### Records for processing
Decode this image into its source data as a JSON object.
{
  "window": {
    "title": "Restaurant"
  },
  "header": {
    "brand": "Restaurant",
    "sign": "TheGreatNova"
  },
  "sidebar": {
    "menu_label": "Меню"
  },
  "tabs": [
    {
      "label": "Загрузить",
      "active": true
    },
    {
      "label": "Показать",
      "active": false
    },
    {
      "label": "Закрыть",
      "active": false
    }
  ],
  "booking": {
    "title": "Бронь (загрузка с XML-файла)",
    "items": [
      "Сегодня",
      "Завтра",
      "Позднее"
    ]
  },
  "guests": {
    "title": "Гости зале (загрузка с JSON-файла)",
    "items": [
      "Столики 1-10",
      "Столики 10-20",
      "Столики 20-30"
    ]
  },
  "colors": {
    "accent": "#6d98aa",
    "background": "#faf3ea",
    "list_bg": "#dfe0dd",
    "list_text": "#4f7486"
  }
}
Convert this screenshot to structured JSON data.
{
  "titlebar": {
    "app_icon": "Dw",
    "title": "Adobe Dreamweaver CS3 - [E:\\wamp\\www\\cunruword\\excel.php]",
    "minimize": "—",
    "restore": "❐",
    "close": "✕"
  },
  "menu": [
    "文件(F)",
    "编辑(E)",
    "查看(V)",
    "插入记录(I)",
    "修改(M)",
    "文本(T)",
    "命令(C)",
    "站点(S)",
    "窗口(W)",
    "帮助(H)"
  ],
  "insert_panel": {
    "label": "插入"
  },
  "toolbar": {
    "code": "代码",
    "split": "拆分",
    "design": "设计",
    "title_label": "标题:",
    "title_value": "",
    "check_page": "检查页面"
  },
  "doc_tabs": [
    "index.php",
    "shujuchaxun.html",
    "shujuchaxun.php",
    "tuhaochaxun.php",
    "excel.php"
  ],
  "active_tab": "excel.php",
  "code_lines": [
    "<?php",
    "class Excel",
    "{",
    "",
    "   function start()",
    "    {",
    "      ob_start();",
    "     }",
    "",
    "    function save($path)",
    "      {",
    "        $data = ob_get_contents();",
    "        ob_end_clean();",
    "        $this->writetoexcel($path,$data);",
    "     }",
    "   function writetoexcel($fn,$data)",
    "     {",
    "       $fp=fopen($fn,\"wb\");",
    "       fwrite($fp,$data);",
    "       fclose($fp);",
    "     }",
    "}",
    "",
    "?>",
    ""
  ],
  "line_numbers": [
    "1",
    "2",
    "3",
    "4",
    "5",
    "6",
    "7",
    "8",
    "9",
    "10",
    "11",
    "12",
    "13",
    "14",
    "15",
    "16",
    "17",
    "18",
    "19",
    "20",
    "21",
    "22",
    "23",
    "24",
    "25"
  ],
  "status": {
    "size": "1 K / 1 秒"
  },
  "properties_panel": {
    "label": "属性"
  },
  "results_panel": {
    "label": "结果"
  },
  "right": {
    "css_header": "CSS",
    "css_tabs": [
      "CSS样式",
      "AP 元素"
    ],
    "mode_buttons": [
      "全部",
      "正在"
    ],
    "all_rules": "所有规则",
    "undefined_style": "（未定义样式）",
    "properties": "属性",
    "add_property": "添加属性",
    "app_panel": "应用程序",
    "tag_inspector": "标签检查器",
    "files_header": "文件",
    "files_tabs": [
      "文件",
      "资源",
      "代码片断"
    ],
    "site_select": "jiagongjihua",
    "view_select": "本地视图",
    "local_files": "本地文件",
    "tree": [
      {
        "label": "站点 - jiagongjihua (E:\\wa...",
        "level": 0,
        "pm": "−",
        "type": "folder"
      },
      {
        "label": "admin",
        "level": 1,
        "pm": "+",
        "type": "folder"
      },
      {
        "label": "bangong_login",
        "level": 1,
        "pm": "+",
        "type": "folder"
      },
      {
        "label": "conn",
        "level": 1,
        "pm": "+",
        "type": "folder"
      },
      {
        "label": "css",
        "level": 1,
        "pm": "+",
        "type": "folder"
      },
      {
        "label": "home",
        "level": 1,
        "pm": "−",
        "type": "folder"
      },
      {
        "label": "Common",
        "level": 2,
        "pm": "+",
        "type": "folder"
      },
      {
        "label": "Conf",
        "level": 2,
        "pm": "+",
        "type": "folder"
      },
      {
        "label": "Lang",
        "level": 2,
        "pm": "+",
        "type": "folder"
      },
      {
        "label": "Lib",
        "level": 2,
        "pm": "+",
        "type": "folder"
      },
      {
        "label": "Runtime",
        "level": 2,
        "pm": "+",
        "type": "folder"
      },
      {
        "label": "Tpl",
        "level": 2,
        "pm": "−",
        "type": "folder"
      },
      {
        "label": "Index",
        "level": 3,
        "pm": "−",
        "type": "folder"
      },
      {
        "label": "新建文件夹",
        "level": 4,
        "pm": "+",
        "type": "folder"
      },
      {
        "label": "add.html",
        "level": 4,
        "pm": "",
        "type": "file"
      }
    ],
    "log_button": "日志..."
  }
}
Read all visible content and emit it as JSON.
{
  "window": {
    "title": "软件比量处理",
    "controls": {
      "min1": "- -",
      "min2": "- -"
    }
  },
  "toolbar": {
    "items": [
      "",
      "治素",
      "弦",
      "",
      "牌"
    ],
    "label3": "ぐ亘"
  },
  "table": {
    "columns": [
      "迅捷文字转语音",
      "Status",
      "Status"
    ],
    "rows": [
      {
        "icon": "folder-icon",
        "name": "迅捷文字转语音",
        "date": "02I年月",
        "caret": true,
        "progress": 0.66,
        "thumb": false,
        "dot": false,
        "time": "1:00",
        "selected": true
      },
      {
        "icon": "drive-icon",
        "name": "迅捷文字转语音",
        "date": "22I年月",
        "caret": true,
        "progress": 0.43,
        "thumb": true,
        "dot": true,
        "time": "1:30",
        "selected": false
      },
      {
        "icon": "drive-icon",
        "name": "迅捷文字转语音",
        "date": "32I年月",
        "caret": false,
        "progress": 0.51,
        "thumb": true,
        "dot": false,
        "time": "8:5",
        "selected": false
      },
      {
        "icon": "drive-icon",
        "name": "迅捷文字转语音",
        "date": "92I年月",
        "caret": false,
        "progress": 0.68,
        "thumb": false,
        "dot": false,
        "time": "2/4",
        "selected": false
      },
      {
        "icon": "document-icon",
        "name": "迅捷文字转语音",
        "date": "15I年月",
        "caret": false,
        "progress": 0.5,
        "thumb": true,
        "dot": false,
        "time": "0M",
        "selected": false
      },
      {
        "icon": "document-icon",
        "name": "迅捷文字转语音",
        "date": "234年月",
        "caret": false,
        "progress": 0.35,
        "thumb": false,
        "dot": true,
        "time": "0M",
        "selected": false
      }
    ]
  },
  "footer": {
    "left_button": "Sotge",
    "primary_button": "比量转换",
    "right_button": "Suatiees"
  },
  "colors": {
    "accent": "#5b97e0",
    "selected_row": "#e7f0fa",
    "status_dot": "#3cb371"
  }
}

### Given instruction
Without changing a word, restate the whole listing.

### Task response
Decode this image into its source data as a JSON object.
{
  "window": {
    "title": "Restaurant"
  },
  "header": {
    "brand": "Restaurant",
    "sign": "TheGreatNova"
  },
  "sidebar": {
    "menu_label": "Меню"
  },
  "tabs": [
    {
      "label": "Загрузить",
      "active": true
    },
    {
      "label": "Показать",
      "active": false
    },
    {
      "label": "Закрыть",
      "active": false
    }
  ],
  "booking": {
    "title": "Бронь (загрузка с XML-файла)",
    "items": [
      "Сегодня",
      "Завтра",
      "Позднее"
    ]
  },
  "guests": {
    "title": "Гости зале (загрузка с JSON-файла)",
    "items": [
      "Столики 1-10",
      "Столики 10-20",
      "Столики 20-30"
    ]
  },
  "colors": {
    "accent": "#6d98aa",
    "background": "#faf3ea",
    "list_bg": "#dfe0dd",
    "list_text": "#4f7486"
  }
}
Convert this screenshot to structured JSON data.
{
  "titlebar": {
    "app_icon": "Dw",
    "title": "Adobe Dreamweaver CS3 - [E:\\wamp\\www\\cunruword\\excel.php]",
    "minimize": "—",
    "restore": "❐",
    "close": "✕"
  },
  "menu": [
    "文件(F)",
    "编辑(E)",
    "查看(V)",
    "插入记录(I)",
    "修改(M)",
    "文本(T)",
    "命令(C)",
    "站点(S)",
    "窗口(W)",
    "帮助(H)"
  ],
  "insert_panel": {
    "label": "插入"
  },
  "toolbar": {
    "code": "代码",
    "split": "拆分",
    "design": "设计",
    "title_label": "标题:",
    "title_value": "",
    "check_page": "检查页面"
  },
  "doc_tabs": [
    "index.php",
    "shujuchaxun.html",
    "shujuchaxun.php",
    "tuhaochaxun.php",
    "excel.php"
  ],
  "active_tab": "excel.php",
  "code_lines": [
    "<?php",
    "class Excel",
    "{",
    "",
    "   function start()",
    "    {",
    "      ob_start();",
    "     }",
    "",
    "    function save($path)",
    "      {",
    "        $data = ob_get_contents();",
    "        ob_end_clean();",
    "        $this->writetoexcel($path,$data);",
    "     }",
    "   function writetoexcel($fn,$data)",
    "     {",
    "       $fp=fopen($fn,\"wb\");",
    "       fwrite($fp,$data);",
    "       fclose($fp);",
    "     }",
    "}",
    "",
    "?>",
    ""
  ],
  "line_numbers": [
    "1",
    "2",
    "3",
    "4",
    "5",
    "6",
    "7",
    "8",
    "9",
    "10",
    "11",
    "12",
    "13",
    "14",
    "15",
    "16",
    "17",
    "18",
    "19",
    "20",
    "21",
    "22",
    "23",
    "24",
    "25"
  ],
  "status": {
    "size": "1 K / 1 秒"
  },
  "properties_panel": {
    "label": "属性"
  },
  "results_panel": {
    "label": "结果"
  },
  "right": {
    "css_header": "CSS",
    "css_tabs": [
      "CSS样式",
      "AP 元素"
    ],
    "mode_buttons": [
      "全部",
      "正在"
    ],
    "all_rules": "所有规则",
    "undefined_style": "（未定义样式）",
    "properties": "属性",
    "add_property": "添加属性",
    "app_panel": "应用程序",
    "tag_inspector": "标签检查器",
    "files_header": "文件",
    "files_tabs": [
      "文件",
      "资源",
      "代码片断"
    ],
    "site_select": "jiagongjihua",
    "view_select": "本地视图",
    "local_files": "本地文件",
    "tree": [
      {
        "label": "站点 - jiagongjihua (E:\\wa...",
        "level": 0,
        "pm": "−",
        "type": "folder"
      },
      {
        "label": "admin",
        "level": 1,
        "pm": "+",
        "type": "folder"
      },
      {
        "label": "bangong_login",
        "level": 1,
        "pm": "+",
        "type": "folder"
      },
      {
        "label": "conn",
        "level": 1,
        "pm": "+",
        "type": "folder"
      },
      {
        "label": "css",
        "level": 1,
        "pm": "+",
        "type": "folder"
      },
      {
        "label": "home",
        "level": 1,
        "pm": "−",
        "type": "folder"
      },
      {
        "label": "Common",
        "level": 2,
        "pm": "+",
        "type": "folder"
      },
      {
        "label": "Conf",
        "level": 2,
        "pm": "+",
        "type": "folder"
      },
      {
        "label": "Lang",
        "level": 2,
        "pm": "+",
        "type": "folder"
      },
      {
        "label": "Lib",
        "level": 2,
        "pm": "+",
        "type": "folder"
      },
      {
        "label": "Runtime",
        "level": 2,
        "pm": "+",
        "type": "folder"
      },
      {
        "label": "Tpl",
        "level": 2,
        "pm": "−",
        "type": "folder"
      },
      {
        "label": "Index",
        "level": 3,
        "pm": "−",
        "type": "folder"
      },
      {
        "label": "新建文件夹",
        "level": 4,
        "pm": "+",
        "type": "folder"
      },
      {
        "label": "add.html",
        "level": 4,
        "pm": "",
        "type": "file"
      }
    ],
    "log_button": "日志..."
  }
}
Read all visible content and emit it as JSON.
{
  "window": {
    "title": "软件比量处理",
    "controls": {
      "min1": "- -",
      "min2": "- -"
    }
  },
  "toolbar": {
    "items": [
      "",
      "治素",
      "弦",
      "",
      "牌"
    ],
    "label3": "ぐ亘"
  },
  "table": {
    "columns": [
      "迅捷文字转语音",
      "Status",
      "Status"
    ],
    "rows": [
      {
        "icon": "folder-icon",
        "name": "迅捷文字转语音",
        "date": "02I年月",
        "caret": true,
        "progress": 0.66,
        "thumb": false,
        "dot": false,
        "time": "1:00",
        "selected": true
      },
      {
        "icon": "drive-icon",
        "name": "迅捷文字转语音",
        "date": "22I年月",
        "caret": true,
        "progress": 0.43,
        "thumb": true,
        "dot": true,
        "time": "1:30",
        "selected": false
      },
      {
        "icon": "drive-icon",
        "name": "迅捷文字转语音",
        "date": "32I年月",
        "caret": false,
        "progress": 0.51,
        "thumb": true,
        "dot": false,
        "time": "8:5",
        "selected": false
      },
      {
        "icon": "drive-icon",
        "name": "迅捷文字转语音",
        "date": "92I年月",
        "caret": false,
        "progress": 0.68,
        "thumb": false,
        "dot": false,
        "time": "2/4",
        "selected": false
      },
      {
        "icon": "document-icon",
        "name": "迅捷文字转语音",
        "date": "15I年月",
        "caret": false,
        "progress": 0.5,
        "thumb": true,
        "dot": false,
        "time": "0M",
        "selected": false
      },
      {
        "icon": "document-icon",
        "name": "迅捷文字转语音",
        "date": "234年月",
        "caret": false,
        "progress": 0.35,
        "thumb": false,
        "dot": true,
        "time": "0M",
        "selected": false
      }
    ]
  },
  "footer": {
    "left_button": "Sotge",
    "primary_button": "比量转换",
    "right_button": "Suatiees"
  },
  "colors": {
    "accent": "#5b97e0",
    "selected_row": "#e7f0fa",
    "status_dot": "#3cb371"
  }
}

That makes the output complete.